------ Stored rows ------
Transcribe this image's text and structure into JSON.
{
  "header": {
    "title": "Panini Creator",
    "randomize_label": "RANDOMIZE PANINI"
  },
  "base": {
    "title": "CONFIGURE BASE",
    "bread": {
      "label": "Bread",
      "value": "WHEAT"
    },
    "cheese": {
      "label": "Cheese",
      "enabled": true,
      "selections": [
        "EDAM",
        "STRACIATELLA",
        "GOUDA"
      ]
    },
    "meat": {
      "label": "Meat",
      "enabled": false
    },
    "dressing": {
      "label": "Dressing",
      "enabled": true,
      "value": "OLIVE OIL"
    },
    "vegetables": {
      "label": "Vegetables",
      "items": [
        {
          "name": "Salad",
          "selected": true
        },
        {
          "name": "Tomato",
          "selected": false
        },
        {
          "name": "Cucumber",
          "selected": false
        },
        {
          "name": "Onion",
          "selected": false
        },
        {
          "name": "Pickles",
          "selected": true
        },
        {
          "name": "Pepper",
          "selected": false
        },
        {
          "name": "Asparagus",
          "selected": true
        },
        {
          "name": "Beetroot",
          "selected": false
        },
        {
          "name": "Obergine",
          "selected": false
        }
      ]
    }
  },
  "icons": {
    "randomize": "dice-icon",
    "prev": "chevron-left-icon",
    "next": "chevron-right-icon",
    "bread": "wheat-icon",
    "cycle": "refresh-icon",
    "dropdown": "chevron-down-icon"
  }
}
------
▶ **Exercise details**:
Using the listing above, please repeat every entry exactly.

▶ **Written response**:
Transcribe this image's text and structure into JSON.
{
  "header": {
    "title": "Panini Creator",
    "randomize_label": "RANDOMIZE PANINI"
  },
  "base": {
    "title": "CONFIGURE BASE",
    "bread": {
      "label": "Bread",
      "value": "WHEAT"
    },
    "cheese": {
      "label": "Cheese",
      "enabled": true,
      "selections": [
        "EDAM",
        "STRACIATELLA",
        "GOUDA"
      ]
    },
    "meat": {
      "label": "Meat",
      "enabled": false
    },
    "dressing": {
      "label": "Dressing",
      "enabled": true,
      "value": "OLIVE OIL"
    },
    "vegetables": {
      "label": "Vegetables",
      "items": [
        {
          "name": "Salad",
          "selected": true
        },
        {
          "name": "Tomato",
          "selected": false
        },
        {
          "name": "Cucumber",
          "selected": false
        },
        {
          "name": "Onion",
          "selected": false
        },
        {
          "name": "Pickles",
          "selected": true
        },
        {
          "name": "Pepper",
          "selected": false
        },
        {
          "name": "Asparagus",
          "selected": true
        },
        {
          "name": "Beetroot",
          "selected": false
        },
        {
          "name": "Obergine",
          "selected": false
        }
      ]
    }
  },
  "icons": {
    "randomize": "dice-icon",
    "prev": "chevron-left-icon",
    "next": "chevron-right-icon",
    "bread": "wheat-icon",
    "cycle": "refresh-icon",
    "dropdown": "chevron-down-icon"
  }
}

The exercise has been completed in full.